Part of a data file
===============

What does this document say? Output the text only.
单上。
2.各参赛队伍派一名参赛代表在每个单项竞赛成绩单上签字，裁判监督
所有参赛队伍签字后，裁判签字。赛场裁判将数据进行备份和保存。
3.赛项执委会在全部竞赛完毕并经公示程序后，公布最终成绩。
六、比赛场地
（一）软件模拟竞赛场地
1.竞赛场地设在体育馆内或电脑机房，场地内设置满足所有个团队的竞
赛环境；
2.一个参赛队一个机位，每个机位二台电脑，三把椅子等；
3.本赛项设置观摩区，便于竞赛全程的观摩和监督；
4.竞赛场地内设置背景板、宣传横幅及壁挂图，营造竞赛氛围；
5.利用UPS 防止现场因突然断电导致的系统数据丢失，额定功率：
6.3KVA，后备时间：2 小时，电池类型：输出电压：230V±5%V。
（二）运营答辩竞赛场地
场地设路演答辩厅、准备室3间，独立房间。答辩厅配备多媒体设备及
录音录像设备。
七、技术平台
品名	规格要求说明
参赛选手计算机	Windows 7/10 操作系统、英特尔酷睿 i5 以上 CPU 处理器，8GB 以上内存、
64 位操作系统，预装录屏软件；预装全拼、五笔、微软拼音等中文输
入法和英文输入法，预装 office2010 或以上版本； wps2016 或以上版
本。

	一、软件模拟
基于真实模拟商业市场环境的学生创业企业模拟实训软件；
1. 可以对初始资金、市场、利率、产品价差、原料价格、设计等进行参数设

===============

# DIRECTIONS FOR THIS TASK
Please quote the data above in full, with no line missing.

# SOLUTION TO THIS PROBLEM
What does this document say? Output the text only.
单上。
2.各参赛队伍派一名参赛代表在每个单项竞赛成绩单上签字，裁判监督
所有参赛队伍签字后，裁判签字。赛场裁判将数据进行备份和保存。
3.赛项执委会在全部竞赛完毕并经公示程序后，公布最终成绩。
六、比赛场地
（一）软件模拟竞赛场地
1.竞赛场地设在体育馆内或电脑机房，场地内设置满足所有个团队的竞
赛环境；
2.一个参赛队一个机位，每个机位二台电脑，三把椅子等；
3.本赛项设置观摩区，便于竞赛全程的观摩和监督；
4.竞赛场地内设置背景板、宣传横幅及壁挂图，营造竞赛氛围；
5.利用UPS 防止现场因突然断电导致的系统数据丢失，额定功率：
6.3KVA，后备时间：2 小时，电池类型：输出电压：230V±5%V。
（二）运营答辩竞赛场地
场地设路演答辩厅、准备室3间，独立房间。答辩厅配备多媒体设备及
录音录像设备。
七、技术平台
品名	规格要求说明
参赛选手计算机	Windows 7/10 操作系统、英特尔酷睿 i5 以上 CPU 处理器，8GB 以上内存、
64 位操作系统，预装录屏软件；预装全拼、五笔、微软拼音等中文输
入法和英文输入法，预装 office2010 或以上版本； wps2016 或以上版
本。

	一、软件模拟
基于真实模拟商业市场环境的学生创业企业模拟实训软件；
1. 可以对初始资金、市场、利率、产品价差、原料价格、设计等进行参数设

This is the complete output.